Lay out every line of the records below as a single numbered list, leaving out blank lines and the picture markers.

DATA SUPPLIED —
***
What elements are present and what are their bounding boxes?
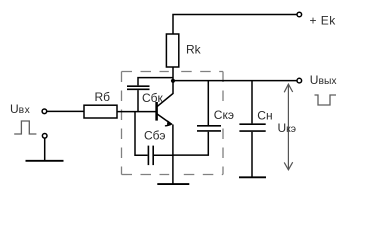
terminal + Ek <box>297 12 302 17</box>
wire top rail to +Ek <box>173 15 297 35</box>
svg-text:Сбэ: Сбэ <box>144 129 166 143</box>
capacitor Сн plates <box>239 124 265 131</box>
wire output rail <box>173 80 297 82</box>
terminal Uвх bottom <box>42 134 47 139</box>
wire Rk bottom to collector node <box>172 67 174 81</box>
transistor VT base bar <box>155 102 158 121</box>
wire input terminal to Rб <box>47 110 84 112</box>
wire Скэ bottom plate to emitter <box>173 132 208 155</box>
svg-text:Скэ: Скэ <box>214 108 234 122</box>
label Uкэ <box>278 121 297 135</box>
wire output rail down to Сн <box>251 81 253 124</box>
capacitor Скэ plates <box>197 126 221 131</box>
svg-text:Сбк: Сбк <box>142 91 164 105</box>
ground Сн <box>239 176 266 178</box>
transistor VT collector lead <box>157 81 173 107</box>
wire Сбк bottom plate to base <box>137 90 139 112</box>
label Rk <box>186 43 202 57</box>
wire base down to Сбэ <box>135 112 148 156</box>
label Сбк <box>142 91 164 105</box>
label Скэ <box>213 108 238 123</box>
ground emitter <box>157 183 189 185</box>
output pulse symbol <box>315 95 337 105</box>
wire emitter down to ground <box>172 125 174 184</box>
wire Сбк top plate to collector <box>138 78 173 86</box>
label Сн <box>257 109 272 123</box>
capacitor Сбк plates <box>127 86 150 89</box>
label + Ek <box>310 14 337 28</box>
svg-text:+ Ek: + Ek <box>310 14 337 28</box>
terminal Uвых <box>297 78 302 83</box>
wire Сн bottom plate to ground <box>251 132 253 177</box>
wire Сбэ right plate to emitter <box>154 154 173 156</box>
wire Rб to base <box>117 111 156 113</box>
transistor VT emitter lead with arrow <box>157 114 173 126</box>
label Rб <box>95 90 111 104</box>
svg-text:Uкэ: Uкэ <box>278 121 297 135</box>
svg-text:Uвх: Uвх <box>10 102 31 116</box>
svg-text:Сн: Сн <box>257 109 272 123</box>
node collector junction <box>171 79 175 83</box>
label Uвых <box>310 73 338 87</box>
svg-text:Uвых: Uвых <box>310 73 338 87</box>
svg-text:Rб: Rб <box>95 90 111 104</box>
terminal Uвх top <box>42 109 47 114</box>
resistor Rб <box>84 105 117 118</box>
ground input <box>26 160 64 162</box>
arrow Uкэ <box>284 84 293 170</box>
wire bottom terminal to ground <box>44 138 46 160</box>
wire output rail down to Скэ <box>207 81 209 125</box>
svg-text:Rk: Rk <box>186 43 202 57</box>
input pulse symbol <box>14 121 36 134</box>
dashed transistor-model box <box>122 72 224 175</box>
label Сбэ <box>144 129 166 143</box>
label Uвх <box>10 102 31 116</box>
capacitor Сбэ plates <box>148 146 153 166</box>
resistor Rk <box>166 34 178 67</box>
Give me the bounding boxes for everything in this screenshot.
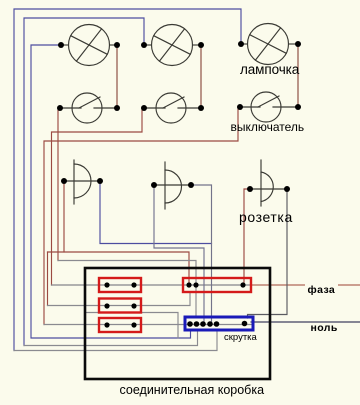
wire lamp1 right to switch1 right [116, 45, 118, 108]
node block D dot3 [240, 282, 245, 287]
wire row B through block B to under block D [48, 292, 191, 306]
node twist dot3 [200, 321, 206, 327]
node block B dot2 [131, 303, 136, 308]
node twist dot1 [187, 321, 193, 327]
node socket1 left [61, 178, 67, 184]
wire socket1 right down and over [100, 181, 212, 244]
wire neutral bus2 top (to lamp2) [24, 18, 144, 346]
node block A dot1 [104, 282, 109, 287]
wire neutral bus2 bottom run to twist dot2 [24, 330, 198, 346]
node socket2 right [188, 182, 194, 188]
wire neutral bus1 bottom run to twist dot5 [14, 330, 217, 351]
wire row C through block C and twist row [44, 324, 251, 326]
terminal block C [99, 318, 141, 332]
wire nol line to right edge [251, 321, 360, 323]
terminal block A [99, 278, 141, 292]
wire socket1 left down to block D dot1 [63, 181, 65, 252]
socket X1 [64, 160, 100, 204]
node lamp1 right [114, 42, 120, 48]
node twist dot4 [207, 321, 213, 327]
wire red jog to block D dot1 [48, 252, 190, 285]
node socket3 right [284, 186, 290, 192]
wire lamp3 right to switch3 right [297, 44, 299, 107]
label rozetka [239, 209, 293, 225]
node block C dot2 [131, 322, 136, 327]
switch S3 vyklyuchatel [240, 92, 298, 122]
wire faza line to right edge [251, 284, 360, 286]
wire jog inside box to bottom line [86, 313, 178, 339]
terminal block D phase [183, 278, 251, 292]
wire switch3 left jog down to row C [44, 107, 240, 325]
wire switch2 left jog down to phase row A [52, 108, 145, 285]
node lamp3 right [295, 41, 301, 47]
wire socket3 right down to twist right dot [248, 189, 288, 318]
wire phase row A through blocks [52, 284, 252, 286]
node switch2 right [198, 105, 204, 111]
label vyklyuchatel [231, 120, 305, 134]
lamp L1 [61, 25, 117, 66]
node block B dot1 [104, 303, 109, 308]
junction box [85, 268, 270, 379]
node block D dot1 [186, 282, 191, 287]
socket X2 [154, 162, 191, 209]
label nol [311, 322, 338, 334]
node switch3 left [237, 104, 243, 110]
node lamp2 left [141, 42, 147, 48]
node twist dot5 [214, 321, 220, 327]
node switch1 right [114, 105, 120, 111]
node socket1 right [97, 178, 103, 184]
wire lamp2 right to switch2 right [200, 45, 202, 108]
wire row B feed [47, 252, 49, 306]
node twist right dot [242, 321, 248, 327]
wire socket2 left jog down to twist dot3 [154, 185, 204, 325]
wire socket2 right down to twist dot4 [191, 185, 212, 325]
node lamp2 right [198, 42, 204, 48]
socket X3 rozetka [250, 160, 287, 206]
node switch2 left [141, 105, 147, 111]
node socket3 left [247, 186, 253, 192]
lamp L3 lampochka [241, 24, 298, 65]
node block D dot2 [193, 282, 198, 287]
twist block E neutral [185, 317, 253, 330]
label faza [305, 284, 339, 296]
label skrutka [224, 332, 257, 343]
node twist dot2 [194, 321, 200, 327]
node switch3 right [295, 104, 301, 110]
wire lamp1 left to twist dot1 [31, 45, 191, 338]
wire neutral bus1 top (to lamp3) [14, 9, 241, 351]
wire gray branch to block D dot2 [58, 261, 196, 318]
node block A dot2 [131, 282, 136, 287]
node lamp1 left [58, 42, 64, 48]
label lampochka [240, 62, 299, 77]
wire socket3 left down to block D dot3 [244, 189, 250, 285]
node socket2 left [151, 182, 157, 188]
terminal block B [99, 299, 141, 313]
node block C dot1 [104, 322, 109, 327]
lamp L2 [144, 25, 201, 66]
switch S2 [144, 93, 201, 123]
node switch1 left [57, 105, 63, 111]
node lamp3 left [238, 41, 244, 47]
switch S1 [60, 93, 117, 123]
wire switch1 left down to node [57, 110, 59, 261]
label soyedinitelnaya korobka [120, 383, 265, 397]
***
ANSWER TO THE EXERCISE —
1. What elements are present and what are their bounding boxes?
2. terminal + Ek <box>297 12 302 17</box>
3. wire top rail to +Ek <box>173 15 297 35</box>
4. svg-text:Сбэ: Сбэ <box>144 129 166 143</box>
5. capacitor Сн plates <box>239 124 265 131</box>
6. wire output rail <box>173 80 297 82</box>
7. terminal Uвх bottom <box>42 134 47 139</box>
8. wire Rk bottom to collector node <box>172 67 174 81</box>
9. transistor VT base bar <box>155 102 158 121</box>
10. wire input terminal to Rб <box>47 110 84 112</box>
11. wire Скэ bottom plate to emitter <box>173 132 208 155</box>
12. svg-text:Скэ: Скэ <box>214 108 234 122</box>
13. label Uкэ <box>278 121 297 135</box>
14. wire output rail down to Сн <box>251 81 253 124</box>
15. capacitor Скэ plates <box>197 126 221 131</box>
16. svg-text:Сбк: Сбк <box>142 91 164 105</box>
17. ground Сн <box>239 176 266 178</box>
18. transistor VT collector lead <box>157 81 173 107</box>
19. wire Сбк bottom plate to base <box>137 90 139 112</box>
20. label Rk <box>186 43 202 57</box>
21. wire base down to Сбэ <box>135 112 148 156</box>
22. label Сбк <box>142 91 164 105</box>
23. label Скэ <box>213 108 238 123</box>
24. ground emitter <box>157 183 189 185</box>
25. output pulse symbol <box>315 95 337 105</box>
26. wire emitter down to ground <box>172 125 174 184</box>
27. wire Сбк top plate to collector <box>138 78 173 86</box>
28. label Сн <box>257 109 272 123</box>
29. capacitor Сбк plates <box>127 86 150 89</box>
30. label + Ek <box>310 14 337 28</box>
31. svg-text:+ Ek: + Ek <box>310 14 337 28</box>
32. terminal Uвых <box>297 78 302 83</box>
33. wire Сн bottom plate to ground <box>251 132 253 177</box>
34. wire Сбэ right plate to emitter <box>154 154 173 156</box>
35. wire Rб to base <box>117 111 156 113</box>
36. transistor VT emitter lead with arrow <box>157 114 173 126</box>
37. label Rб <box>95 90 111 104</box>
38. svg-text:Uкэ: Uкэ <box>278 121 297 135</box>
39. svg-text:Uвх: Uвх <box>10 102 31 116</box>
40. svg-text:Сн: Сн <box>257 109 272 123</box>
41. node collector junction <box>171 79 175 83</box>
42. label Uвых <box>310 73 338 87</box>
43. svg-text:Uвых: Uвых <box>310 73 338 87</box>
44. svg-text:Rб: Rб <box>95 90 111 104</box>
45. terminal Uвх top <box>42 109 47 114</box>
46. resistor Rб <box>84 105 117 118</box>
47. ground input <box>26 160 64 162</box>
48. arrow Uкэ <box>284 84 293 170</box>
49. wire bottom terminal to ground <box>44 138 46 160</box>
50. wire output rail down to Скэ <box>207 81 209 125</box>
51. svg-text:Rk: Rk <box>186 43 202 57</box>
52. input pulse symbol <box>14 121 36 134</box>
53. dashed transistor-model box <box>122 72 224 175</box>
54. label Сбэ <box>144 129 166 143</box>
55. label Uвх <box>10 102 31 116</box>
56. capacitor Сбэ plates <box>148 146 153 166</box>
57. resistor Rk <box>166 34 178 67</box>
58. Give me the bounding boxes for everything in this screenshot.
59. wire lamp1 right to switch1 right [116, 45, 118, 108]
60. node block D dot3 [240, 282, 245, 287]
61. wire row B through block B to under block D [48, 292, 191, 306]
62. node twist dot3 [200, 321, 206, 327]
63. node block B dot2 [131, 303, 136, 308]
64. node twist dot1 [187, 321, 193, 327]
65. node socket1 left [61, 178, 67, 184]
66. wire socket1 right down and over [100, 181, 212, 244]
67. wire neutral bus2 top (to lamp2) [24, 18, 144, 346]
68. node block A dot1 [104, 282, 109, 287]
69. wire neutral bus2 bottom run to twist dot2 [24, 330, 198, 346]
70. node socket2 right [188, 182, 194, 188]
71. wire neutral bus1 bottom run to twist dot5 [14, 330, 217, 351]
72. wire row C through block C and twist row [44, 324, 251, 326]
73. terminal block C [99, 318, 141, 332]
74. wire nol line to right edge [251, 321, 360, 323]
75. terminal block A [99, 278, 141, 292]
76. wire socket1 left down to block D dot1 [63, 181, 65, 252]
77. socket X1 [64, 160, 100, 204]
78. node lamp1 right [114, 42, 120, 48]
79. node twist dot4 [207, 321, 213, 327]
80. wire red jog to block D dot1 [48, 252, 190, 285]
81. node socket3 right [284, 186, 290, 192]
82. wire lamp3 right to switch3 right [297, 44, 299, 107]
83. label rozetka [239, 209, 293, 225]
84. node block C dot2 [131, 322, 136, 327]
85. switch S3 vyklyuchatel [240, 92, 298, 122]
86. wire faza line to right edge [251, 284, 360, 286]
87. wire jog inside box to bottom line [86, 313, 178, 339]
88. terminal block D phase [183, 278, 251, 292]
89. wire switch3 left jog down to row C [44, 107, 240, 325]
90. wire switch2 left jog down to phase row A [52, 108, 145, 285]
91. node lamp3 right [295, 41, 301, 47]
92. wire socket3 right down to twist right dot [248, 189, 288, 318]
93. wire phase row A through blocks [52, 284, 252, 286]
94. node switch2 right [198, 105, 204, 111]
95. label vyklyuchatel [231, 120, 305, 134]
96. lamp L1 [61, 25, 117, 66]
97. node block B dot1 [104, 303, 109, 308]
98. junction box [85, 268, 270, 379]
99. node block D dot1 [186, 282, 191, 287]
100. socket X2 [154, 162, 191, 209]
101. label nol [311, 322, 338, 334]
102. node switch3 left [237, 104, 243, 110]
103. node lamp2 left [141, 42, 147, 48]
104. node twist dot5 [214, 321, 220, 327]
105. node switch1 right [114, 105, 120, 111]
106. node socket1 right [97, 178, 103, 184]
107. wire lamp2 right to switch2 right [200, 45, 202, 108]
108. wire row B feed [47, 252, 49, 306]
109. node twist right dot [242, 321, 248, 327]
110. wire socket2 left jog down to twist dot3 [154, 185, 204, 325]
111. wire socket2 right down to twist dot4 [191, 185, 212, 325]
112. node lamp2 right [198, 42, 204, 48]
113. socket X3 rozetka [250, 160, 287, 206]
114. node switch2 left [141, 105, 147, 111]
115. node socket3 left [247, 186, 253, 192]
116. lamp L3 lampochka [241, 24, 298, 65]
117. node block D dot2 [193, 282, 198, 287]
118. twist block E neutral [185, 317, 253, 330]
119. label faza [305, 284, 339, 296]
120. label skrutka [224, 332, 257, 343]
121. node twist dot2 [194, 321, 200, 327]
122. node switch3 right [295, 104, 301, 110]
123. wire lamp1 left to twist dot1 [31, 45, 191, 338]
124. wire neutral bus1 top (to lamp3) [14, 9, 241, 351]
125. wire gray branch to block D dot2 [58, 261, 196, 318]
126. node block A dot2 [131, 282, 136, 287]
127. node lamp1 left [58, 42, 64, 48]
128. label lampochka [240, 62, 299, 77]
129. wire socket3 left down to block D dot3 [244, 189, 250, 285]
130. node socket2 left [151, 182, 157, 188]
131. terminal block B [99, 299, 141, 313]
132. node block C dot1 [104, 322, 109, 327]
133. lamp L2 [144, 25, 201, 66]
134. switch S2 [144, 93, 201, 123]
135. node switch1 left [57, 105, 63, 111]
136. node lamp3 left [238, 41, 244, 47]
137. switch S1 [60, 93, 117, 123]
138. wire switch1 left down to node [57, 110, 59, 261]
139. label soyedinitelnaya korobka [120, 383, 265, 397]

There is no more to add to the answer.